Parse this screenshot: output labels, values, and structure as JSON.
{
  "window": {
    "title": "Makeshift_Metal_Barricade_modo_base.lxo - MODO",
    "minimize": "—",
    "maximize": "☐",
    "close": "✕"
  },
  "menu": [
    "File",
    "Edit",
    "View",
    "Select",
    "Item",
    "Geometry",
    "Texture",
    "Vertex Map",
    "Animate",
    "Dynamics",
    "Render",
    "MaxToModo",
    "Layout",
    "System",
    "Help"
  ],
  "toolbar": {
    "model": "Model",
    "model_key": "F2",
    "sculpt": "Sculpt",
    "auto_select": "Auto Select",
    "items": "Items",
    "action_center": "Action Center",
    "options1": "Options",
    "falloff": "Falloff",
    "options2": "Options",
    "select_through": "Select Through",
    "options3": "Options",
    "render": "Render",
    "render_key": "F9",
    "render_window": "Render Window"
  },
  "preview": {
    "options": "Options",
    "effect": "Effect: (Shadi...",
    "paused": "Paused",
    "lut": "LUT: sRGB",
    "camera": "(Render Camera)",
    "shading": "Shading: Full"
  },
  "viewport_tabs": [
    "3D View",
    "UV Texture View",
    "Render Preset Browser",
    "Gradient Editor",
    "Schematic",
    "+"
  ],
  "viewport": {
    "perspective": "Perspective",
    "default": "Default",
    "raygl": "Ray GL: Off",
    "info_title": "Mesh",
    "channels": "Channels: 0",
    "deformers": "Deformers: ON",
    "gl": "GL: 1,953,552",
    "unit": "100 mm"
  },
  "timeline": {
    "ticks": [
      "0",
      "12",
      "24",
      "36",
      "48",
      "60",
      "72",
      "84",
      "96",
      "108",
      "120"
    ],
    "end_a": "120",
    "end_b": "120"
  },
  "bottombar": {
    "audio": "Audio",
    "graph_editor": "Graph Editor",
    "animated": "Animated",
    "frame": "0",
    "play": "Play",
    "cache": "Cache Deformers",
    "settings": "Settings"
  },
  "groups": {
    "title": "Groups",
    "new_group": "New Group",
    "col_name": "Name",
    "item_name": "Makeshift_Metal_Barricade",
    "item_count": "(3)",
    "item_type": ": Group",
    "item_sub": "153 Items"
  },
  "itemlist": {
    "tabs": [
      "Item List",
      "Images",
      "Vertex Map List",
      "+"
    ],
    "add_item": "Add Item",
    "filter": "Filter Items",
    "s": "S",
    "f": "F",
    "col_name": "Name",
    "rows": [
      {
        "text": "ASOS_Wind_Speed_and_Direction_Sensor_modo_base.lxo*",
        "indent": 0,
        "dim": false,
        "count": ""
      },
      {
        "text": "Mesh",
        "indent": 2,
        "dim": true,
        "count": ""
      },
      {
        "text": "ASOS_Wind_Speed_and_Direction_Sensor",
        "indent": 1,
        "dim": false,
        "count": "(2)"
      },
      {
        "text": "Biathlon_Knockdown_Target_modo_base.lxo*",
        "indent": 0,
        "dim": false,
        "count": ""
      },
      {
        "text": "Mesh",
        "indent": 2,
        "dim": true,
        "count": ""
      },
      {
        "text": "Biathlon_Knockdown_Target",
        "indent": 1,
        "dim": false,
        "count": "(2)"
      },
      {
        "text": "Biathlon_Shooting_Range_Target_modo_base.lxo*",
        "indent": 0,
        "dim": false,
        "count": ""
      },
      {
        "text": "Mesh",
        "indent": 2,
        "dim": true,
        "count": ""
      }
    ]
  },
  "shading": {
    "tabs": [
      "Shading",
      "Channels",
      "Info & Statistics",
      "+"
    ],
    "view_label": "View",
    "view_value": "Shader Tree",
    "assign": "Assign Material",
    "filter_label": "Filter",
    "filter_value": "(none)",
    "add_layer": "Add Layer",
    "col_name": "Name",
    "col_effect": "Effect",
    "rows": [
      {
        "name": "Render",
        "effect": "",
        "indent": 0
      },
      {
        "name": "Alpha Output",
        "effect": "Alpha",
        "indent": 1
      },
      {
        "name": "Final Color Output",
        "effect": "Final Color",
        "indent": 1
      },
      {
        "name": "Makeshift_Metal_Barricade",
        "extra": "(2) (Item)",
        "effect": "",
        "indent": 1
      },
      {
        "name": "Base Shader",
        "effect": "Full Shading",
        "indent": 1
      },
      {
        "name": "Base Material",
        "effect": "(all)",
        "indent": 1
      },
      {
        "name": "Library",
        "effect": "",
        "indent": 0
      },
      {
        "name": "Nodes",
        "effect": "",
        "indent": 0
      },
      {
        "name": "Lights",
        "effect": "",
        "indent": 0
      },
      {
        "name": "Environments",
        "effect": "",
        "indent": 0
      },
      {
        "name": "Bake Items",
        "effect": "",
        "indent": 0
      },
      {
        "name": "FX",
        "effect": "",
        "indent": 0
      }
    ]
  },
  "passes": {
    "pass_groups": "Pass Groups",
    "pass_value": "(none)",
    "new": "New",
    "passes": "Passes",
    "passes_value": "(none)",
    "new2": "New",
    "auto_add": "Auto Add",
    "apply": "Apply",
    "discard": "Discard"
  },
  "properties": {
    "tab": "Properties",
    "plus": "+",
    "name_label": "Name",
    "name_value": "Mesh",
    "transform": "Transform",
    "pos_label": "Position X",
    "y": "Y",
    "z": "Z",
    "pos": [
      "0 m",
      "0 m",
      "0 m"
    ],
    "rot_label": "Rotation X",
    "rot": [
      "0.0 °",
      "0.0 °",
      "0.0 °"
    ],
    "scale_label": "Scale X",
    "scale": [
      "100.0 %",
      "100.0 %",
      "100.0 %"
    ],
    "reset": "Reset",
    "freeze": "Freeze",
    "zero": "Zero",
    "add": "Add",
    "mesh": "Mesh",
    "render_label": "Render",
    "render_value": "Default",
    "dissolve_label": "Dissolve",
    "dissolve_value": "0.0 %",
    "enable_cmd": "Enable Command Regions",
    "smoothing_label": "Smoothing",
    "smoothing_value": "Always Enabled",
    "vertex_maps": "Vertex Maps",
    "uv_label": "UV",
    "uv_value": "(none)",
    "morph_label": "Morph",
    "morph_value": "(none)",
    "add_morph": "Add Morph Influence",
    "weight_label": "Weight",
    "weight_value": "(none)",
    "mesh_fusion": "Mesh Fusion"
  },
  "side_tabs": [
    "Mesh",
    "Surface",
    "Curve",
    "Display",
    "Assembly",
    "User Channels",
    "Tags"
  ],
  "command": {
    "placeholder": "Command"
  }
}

********

▶ [Exercise prompt]: Transcribe the material above word for word.

▶ [Solution for this problem]:
Parse this screenshot: output labels, values, and structure as JSON.
{
  "window": {
    "title": "Makeshift_Metal_Barricade_modo_base.lxo - MODO",
    "minimize": "—",
    "maximize": "☐",
    "close": "✕"
  },
  "menu": [
    "File",
    "Edit",
    "View",
    "Select",
    "Item",
    "Geometry",
    "Texture",
    "Vertex Map",
    "Animate",
    "Dynamics",
    "Render",
    "MaxToModo",
    "Layout",
    "System",
    "Help"
  ],
  "toolbar": {
    "model": "Model",
    "model_key": "F2",
    "sculpt": "Sculpt",
    "auto_select": "Auto Select",
    "items": "Items",
    "action_center": "Action Center",
    "options1": "Options",
    "falloff": "Falloff",
    "options2": "Options",
    "select_through": "Select Through",
    "options3": "Options",
    "render": "Render",
    "render_key": "F9",
    "render_window": "Render Window"
  },
  "preview": {
    "options": "Options",
    "effect": "Effect: (Shadi...",
    "paused": "Paused",
    "lut": "LUT: sRGB",
    "camera": "(Render Camera)",
    "shading": "Shading: Full"
  },
  "viewport_tabs": [
    "3D View",
    "UV Texture View",
    "Render Preset Browser",
    "Gradient Editor",
    "Schematic",
    "+"
  ],
  "viewport": {
    "perspective": "Perspective",
    "default": "Default",
    "raygl": "Ray GL: Off",
    "info_title": "Mesh",
    "channels": "Channels: 0",
    "deformers": "Deformers: ON",
    "gl": "GL: 1,953,552",
    "unit": "100 mm"
  },
  "timeline": {
    "ticks": [
      "0",
      "12",
      "24",
      "36",
      "48",
      "60",
      "72",
      "84",
      "96",
      "108",
      "120"
    ],
    "end_a": "120",
    "end_b": "120"
  },
  "bottombar": {
    "audio": "Audio",
    "graph_editor": "Graph Editor",
    "animated": "Animated",
    "frame": "0",
    "play": "Play",
    "cache": "Cache Deformers",
    "settings": "Settings"
  },
  "groups": {
    "title": "Groups",
    "new_group": "New Group",
    "col_name": "Name",
    "item_name": "Makeshift_Metal_Barricade",
    "item_count": "(3)",
    "item_type": ": Group",
    "item_sub": "153 Items"
  },
  "itemlist": {
    "tabs": [
      "Item List",
      "Images",
      "Vertex Map List",
      "+"
    ],
    "add_item": "Add Item",
    "filter": "Filter Items",
    "s": "S",
    "f": "F",
    "col_name": "Name",
    "rows": [
      {
        "text": "ASOS_Wind_Speed_and_Direction_Sensor_modo_base.lxo*",
        "indent": 0,
        "dim": false,
        "count": ""
      },
      {
        "text": "Mesh",
        "indent": 2,
        "dim": true,
        "count": ""
      },
      {
        "text": "ASOS_Wind_Speed_and_Direction_Sensor",
        "indent": 1,
        "dim": false,
        "count": "(2)"
      },
      {
        "text": "Biathlon_Knockdown_Target_modo_base.lxo*",
        "indent": 0,
        "dim": false,
        "count": ""
      },
      {
        "text": "Mesh",
        "indent": 2,
        "dim": true,
        "count": ""
      },
      {
        "text": "Biathlon_Knockdown_Target",
        "indent": 1,
        "dim": false,
        "count": "(2)"
      },
      {
        "text": "Biathlon_Shooting_Range_Target_modo_base.lxo*",
        "indent": 0,
        "dim": false,
        "count": ""
      },
      {
        "text": "Mesh",
        "indent": 2,
        "dim": true,
        "count": ""
      }
    ]
  },
  "shading": {
    "tabs": [
      "Shading",
      "Channels",
      "Info & Statistics",
      "+"
    ],
    "view_label": "View",
    "view_value": "Shader Tree",
    "assign": "Assign Material",
    "filter_label": "Filter",
    "filter_value": "(none)",
    "add_layer": "Add Layer",
    "col_name": "Name",
    "col_effect": "Effect",
    "rows": [
      {
        "name": "Render",
        "effect": "",
        "indent": 0
      },
      {
        "name": "Alpha Output",
        "effect": "Alpha",
        "indent": 1
      },
      {
        "name": "Final Color Output",
        "effect": "Final Color",
        "indent": 1
      },
      {
        "name": "Makeshift_Metal_Barricade",
        "extra": "(2) (Item)",
        "effect": "",
        "indent": 1
      },
      {
        "name": "Base Shader",
        "effect": "Full Shading",
        "indent": 1
      },
      {
        "name": "Base Material",
        "effect": "(all)",
        "indent": 1
      },
      {
        "name": "Library",
        "effect": "",
        "indent": 0
      },
      {
        "name": "Nodes",
        "effect": "",
        "indent": 0
      },
      {
        "name": "Lights",
        "effect": "",
        "indent": 0
      },
      {
        "name": "Environments",
        "effect": "",
        "indent": 0
      },
      {
        "name": "Bake Items",
        "effect": "",
        "indent": 0
      },
      {
        "name": "FX",
        "effect": "",
        "indent": 0
      }
    ]
  },
  "passes": {
    "pass_groups": "Pass Groups",
    "pass_value": "(none)",
    "new": "New",
    "passes": "Passes",
    "passes_value": "(none)",
    "new2": "New",
    "auto_add": "Auto Add",
    "apply": "Apply",
    "discard": "Discard"
  },
  "properties": {
    "tab": "Properties",
    "plus": "+",
    "name_label": "Name",
    "name_value": "Mesh",
    "transform": "Transform",
    "pos_label": "Position X",
    "y": "Y",
    "z": "Z",
    "pos": [
      "0 m",
      "0 m",
      "0 m"
    ],
    "rot_label": "Rotation X",
    "rot": [
      "0.0 °",
      "0.0 °",
      "0.0 °"
    ],
    "scale_label": "Scale X",
    "scale": [
      "100.0 %",
      "100.0 %",
      "100.0 %"
    ],
    "reset": "Reset",
    "freeze": "Freeze",
    "zero": "Zero",
    "add": "Add",
    "mesh": "Mesh",
    "render_label": "Render",
    "render_value": "Default",
    "dissolve_label": "Dissolve",
    "dissolve_value": "0.0 %",
    "enable_cmd": "Enable Command Regions",
    "smoothing_label": "Smoothing",
    "smoothing_value": "Always Enabled",
    "vertex_maps": "Vertex Maps",
    "uv_label": "UV",
    "uv_value": "(none)",
    "morph_label": "Morph",
    "morph_value": "(none)",
    "add_morph": "Add Morph Influence",
    "weight_label": "Weight",
    "weight_value": "(none)",
    "mesh_fusion": "Mesh Fusion"
  },
  "side_tabs": [
    "Mesh",
    "Surface",
    "Curve",
    "Display",
    "Assembly",
    "User Channels",
    "Tags"
  ],
  "command": {
    "placeholder": "Command"
  }
}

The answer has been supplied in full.